Data lines |
--- Begin ---

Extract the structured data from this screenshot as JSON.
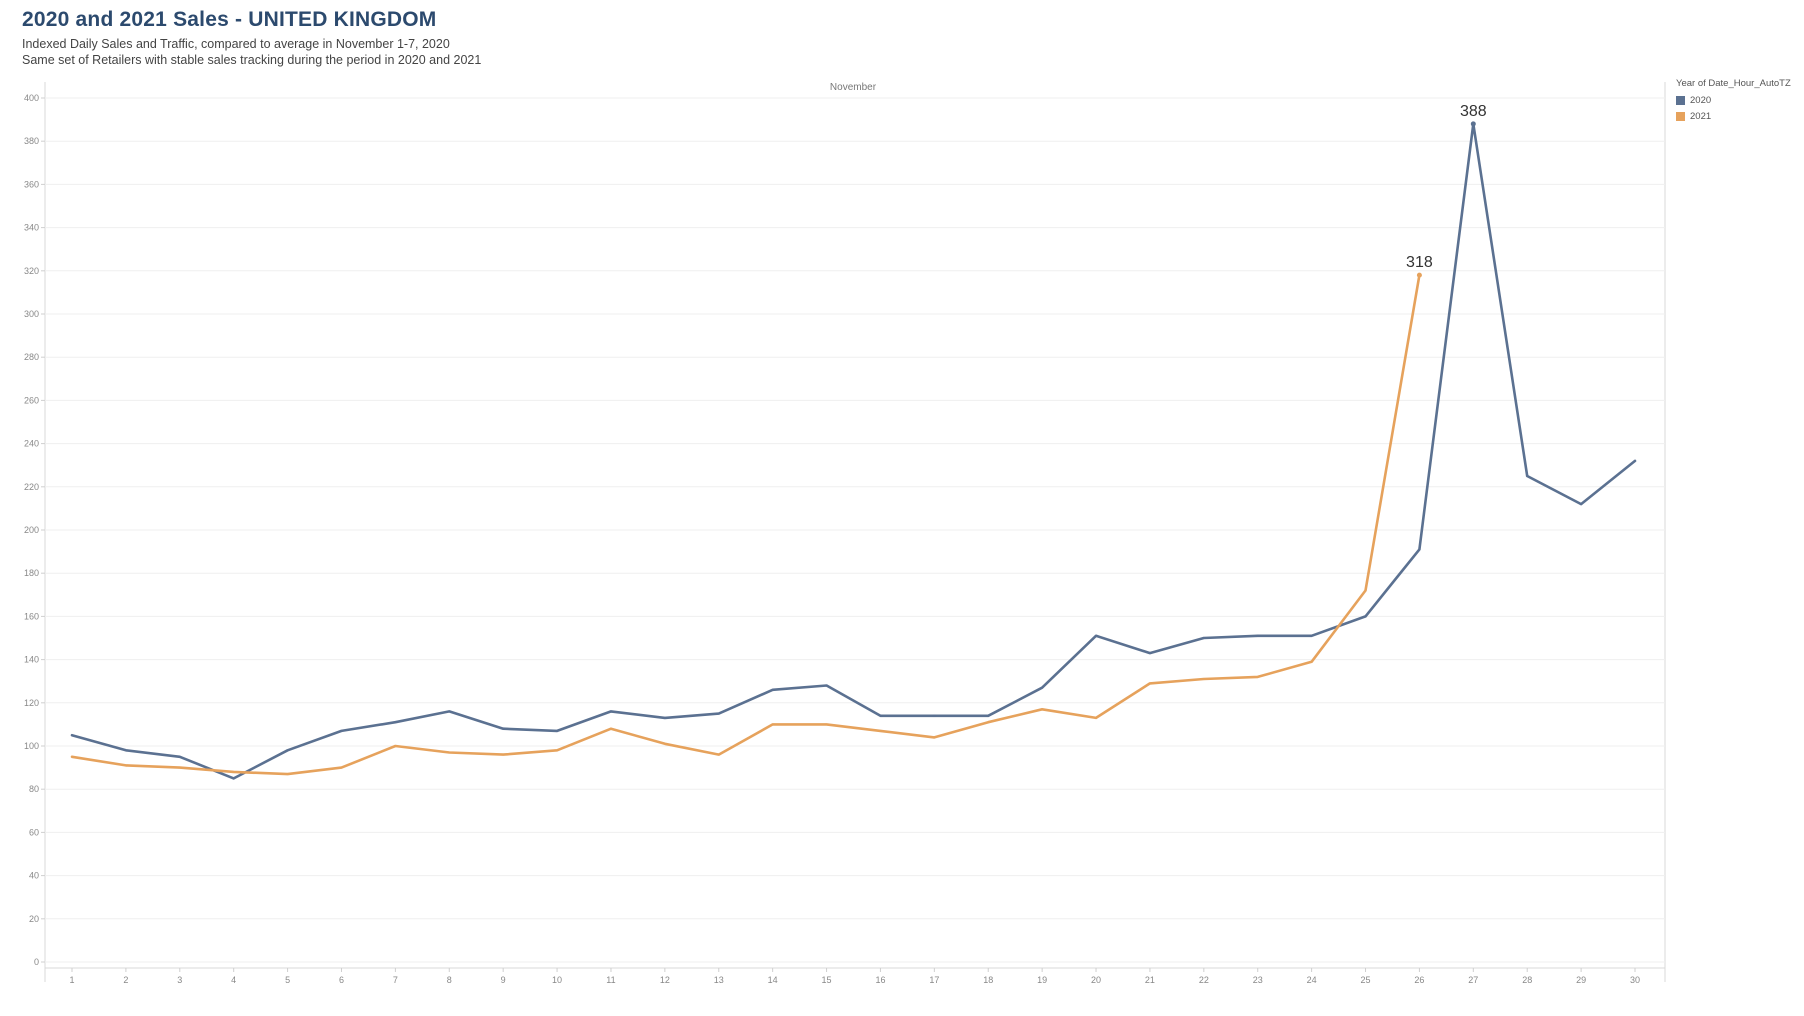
{
  "title": "2020 and 2021 Sales - UNITED KINGDOM",
  "subtitle_1": "Indexed Daily Sales and Traffic, compared to average in November 1-7, 2020",
  "subtitle_2": "Same set of Retailers with stable sales tracking during the period in 2020 and 2021",
  "legend": {
    "title": "Year of Date_Hour_AutoTZ",
    "items": [
      {
        "label": "2020",
        "color": "#5b7191"
      },
      {
        "label": "2021",
        "color": "#e6a25c"
      }
    ]
  },
  "chart_data": {
    "type": "line",
    "title": "2020 and 2021 Sales - UNITED KINGDOM",
    "column_header": "November",
    "xlabel": "",
    "ylabel": "",
    "x": [
      1,
      2,
      3,
      4,
      5,
      6,
      7,
      8,
      9,
      10,
      11,
      12,
      13,
      14,
      15,
      16,
      17,
      18,
      19,
      20,
      21,
      22,
      23,
      24,
      25,
      26,
      27,
      28,
      29,
      30
    ],
    "ylim": [
      0,
      400
    ],
    "yticks": [
      0,
      20,
      40,
      60,
      80,
      100,
      120,
      140,
      160,
      180,
      200,
      220,
      240,
      260,
      280,
      300,
      320,
      340,
      360,
      380,
      400
    ],
    "grid": true,
    "legend_position": "top-right",
    "series": [
      {
        "name": "2020",
        "color": "#5b7191",
        "values": [
          105,
          98,
          95,
          85,
          98,
          107,
          111,
          116,
          108,
          107,
          116,
          113,
          115,
          126,
          128,
          114,
          114,
          114,
          127,
          151,
          143,
          150,
          151,
          151,
          160,
          191,
          388,
          225,
          212,
          232
        ],
        "label_index": 26,
        "label": "388"
      },
      {
        "name": "2021",
        "color": "#e6a25c",
        "values": [
          95,
          91,
          90,
          88,
          87,
          90,
          100,
          97,
          96,
          98,
          108,
          101,
          96,
          110,
          110,
          107,
          104,
          111,
          117,
          113,
          129,
          131,
          132,
          139,
          172,
          318,
          null,
          null,
          null,
          null
        ],
        "label_index": 25,
        "label": "318"
      }
    ]
  }
}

--- End ---

What the task requires | Output a faithful copy of the data, with each picture left out.

Finished answer |
Extract the structured data from this screenshot as JSON.
{
  "title": "2020 and 2021 Sales - UNITED KINGDOM",
  "subtitle_1": "Indexed Daily Sales and Traffic, compared to average in November 1-7, 2020",
  "subtitle_2": "Same set of Retailers with stable sales tracking during the period in 2020 and 2021",
  "legend": {
    "title": "Year of Date_Hour_AutoTZ",
    "items": [
      {
        "label": "2020",
        "color": "#5b7191"
      },
      {
        "label": "2021",
        "color": "#e6a25c"
      }
    ]
  },
  "chart_data": {
    "type": "line",
    "title": "2020 and 2021 Sales - UNITED KINGDOM",
    "column_header": "November",
    "xlabel": "",
    "ylabel": "",
    "x": [
      1,
      2,
      3,
      4,
      5,
      6,
      7,
      8,
      9,
      10,
      11,
      12,
      13,
      14,
      15,
      16,
      17,
      18,
      19,
      20,
      21,
      22,
      23,
      24,
      25,
      26,
      27,
      28,
      29,
      30
    ],
    "ylim": [
      0,
      400
    ],
    "yticks": [
      0,
      20,
      40,
      60,
      80,
      100,
      120,
      140,
      160,
      180,
      200,
      220,
      240,
      260,
      280,
      300,
      320,
      340,
      360,
      380,
      400
    ],
    "grid": true,
    "legend_position": "top-right",
    "series": [
      {
        "name": "2020",
        "color": "#5b7191",
        "values": [
          105,
          98,
          95,
          85,
          98,
          107,
          111,
          116,
          108,
          107,
          116,
          113,
          115,
          126,
          128,
          114,
          114,
          114,
          127,
          151,
          143,
          150,
          151,
          151,
          160,
          191,
          388,
          225,
          212,
          232
        ],
        "label_index": 26,
        "label": "388"
      },
      {
        "name": "2021",
        "color": "#e6a25c",
        "values": [
          95,
          91,
          90,
          88,
          87,
          90,
          100,
          97,
          96,
          98,
          108,
          101,
          96,
          110,
          110,
          107,
          104,
          111,
          117,
          113,
          129,
          131,
          132,
          139,
          172,
          318,
          null,
          null,
          null,
          null
        ],
        "label_index": 25,
        "label": "318"
      }
    ]
  }
}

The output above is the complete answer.